• **Requirement**
The full set of records must be set down verbatim.

[Records Boundary: Start]

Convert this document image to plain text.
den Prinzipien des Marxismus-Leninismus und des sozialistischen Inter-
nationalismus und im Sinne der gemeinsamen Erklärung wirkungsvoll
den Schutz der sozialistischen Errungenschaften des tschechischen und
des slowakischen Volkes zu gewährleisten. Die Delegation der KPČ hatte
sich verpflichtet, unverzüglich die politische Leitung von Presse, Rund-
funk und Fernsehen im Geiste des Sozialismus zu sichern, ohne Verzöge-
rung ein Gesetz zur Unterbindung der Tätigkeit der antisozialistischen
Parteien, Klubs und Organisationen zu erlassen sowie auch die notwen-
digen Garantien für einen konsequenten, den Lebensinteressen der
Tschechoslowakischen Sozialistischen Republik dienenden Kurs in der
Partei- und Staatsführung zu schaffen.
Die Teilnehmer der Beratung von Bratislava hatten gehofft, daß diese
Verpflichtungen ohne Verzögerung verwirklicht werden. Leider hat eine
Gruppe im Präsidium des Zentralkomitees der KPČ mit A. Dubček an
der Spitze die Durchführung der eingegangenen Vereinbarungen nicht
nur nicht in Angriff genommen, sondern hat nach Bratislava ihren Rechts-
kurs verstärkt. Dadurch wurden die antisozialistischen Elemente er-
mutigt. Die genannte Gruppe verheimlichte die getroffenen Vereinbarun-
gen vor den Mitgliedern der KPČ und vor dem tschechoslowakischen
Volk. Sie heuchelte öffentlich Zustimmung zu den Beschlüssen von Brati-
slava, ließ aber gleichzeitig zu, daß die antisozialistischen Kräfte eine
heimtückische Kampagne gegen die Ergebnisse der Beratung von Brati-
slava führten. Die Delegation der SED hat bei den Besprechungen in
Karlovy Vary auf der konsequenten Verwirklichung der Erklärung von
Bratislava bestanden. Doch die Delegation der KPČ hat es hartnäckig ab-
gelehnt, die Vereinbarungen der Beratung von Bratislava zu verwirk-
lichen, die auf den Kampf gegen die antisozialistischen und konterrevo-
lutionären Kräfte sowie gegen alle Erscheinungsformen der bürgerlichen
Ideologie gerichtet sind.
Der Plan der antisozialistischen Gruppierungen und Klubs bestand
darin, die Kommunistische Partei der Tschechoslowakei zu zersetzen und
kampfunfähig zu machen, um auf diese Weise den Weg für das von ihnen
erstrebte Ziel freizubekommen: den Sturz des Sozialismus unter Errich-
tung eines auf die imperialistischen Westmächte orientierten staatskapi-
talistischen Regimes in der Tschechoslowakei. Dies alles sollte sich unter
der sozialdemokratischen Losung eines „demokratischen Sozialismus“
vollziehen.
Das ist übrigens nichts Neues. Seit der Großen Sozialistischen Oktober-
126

[Records Boundary: End]

• **Answer to this problem**
Convert this document image to plain text.
den Prinzipien des Marxismus-Leninismus und des sozialistischen Inter-
nationalismus und im Sinne der gemeinsamen Erklärung wirkungsvoll
den Schutz der sozialistischen Errungenschaften des tschechischen und
des slowakischen Volkes zu gewährleisten. Die Delegation der KPČ hatte
sich verpflichtet, unverzüglich die politische Leitung von Presse, Rund-
funk und Fernsehen im Geiste des Sozialismus zu sichern, ohne Verzöge-
rung ein Gesetz zur Unterbindung der Tätigkeit der antisozialistischen
Parteien, Klubs und Organisationen zu erlassen sowie auch die notwen-
digen Garantien für einen konsequenten, den Lebensinteressen der
Tschechoslowakischen Sozialistischen Republik dienenden Kurs in der
Partei- und Staatsführung zu schaffen.
Die Teilnehmer der Beratung von Bratislava hatten gehofft, daß diese
Verpflichtungen ohne Verzögerung verwirklicht werden. Leider hat eine
Gruppe im Präsidium des Zentralkomitees der KPČ mit A. Dubček an
der Spitze die Durchführung der eingegangenen Vereinbarungen nicht
nur nicht in Angriff genommen, sondern hat nach Bratislava ihren Rechts-
kurs verstärkt. Dadurch wurden die antisozialistischen Elemente er-
mutigt. Die genannte Gruppe verheimlichte die getroffenen Vereinbarun-
gen vor den Mitgliedern der KPČ und vor dem tschechoslowakischen
Volk. Sie heuchelte öffentlich Zustimmung zu den Beschlüssen von Brati-
slava, ließ aber gleichzeitig zu, daß die antisozialistischen Kräfte eine
heimtückische Kampagne gegen die Ergebnisse der Beratung von Brati-
slava führten. Die Delegation der SED hat bei den Besprechungen in
Karlovy Vary auf der konsequenten Verwirklichung der Erklärung von
Bratislava bestanden. Doch die Delegation der KPČ hat es hartnäckig ab-
gelehnt, die Vereinbarungen der Beratung von Bratislava zu verwirk-
lichen, die auf den Kampf gegen die antisozialistischen und konterrevo-
lutionären Kräfte sowie gegen alle Erscheinungsformen der bürgerlichen
Ideologie gerichtet sind.
Der Plan der antisozialistischen Gruppierungen und Klubs bestand
darin, die Kommunistische Partei der Tschechoslowakei zu zersetzen und
kampfunfähig zu machen, um auf diese Weise den Weg für das von ihnen
erstrebte Ziel freizubekommen: den Sturz des Sozialismus unter Errich-
tung eines auf die imperialistischen Westmächte orientierten staatskapi-
talistischen Regimes in der Tschechoslowakei. Dies alles sollte sich unter
der sozialdemokratischen Losung eines „demokratischen Sozialismus“
vollziehen.
Das ist übrigens nichts Neues. Seit der Großen Sozialistischen Oktober-
126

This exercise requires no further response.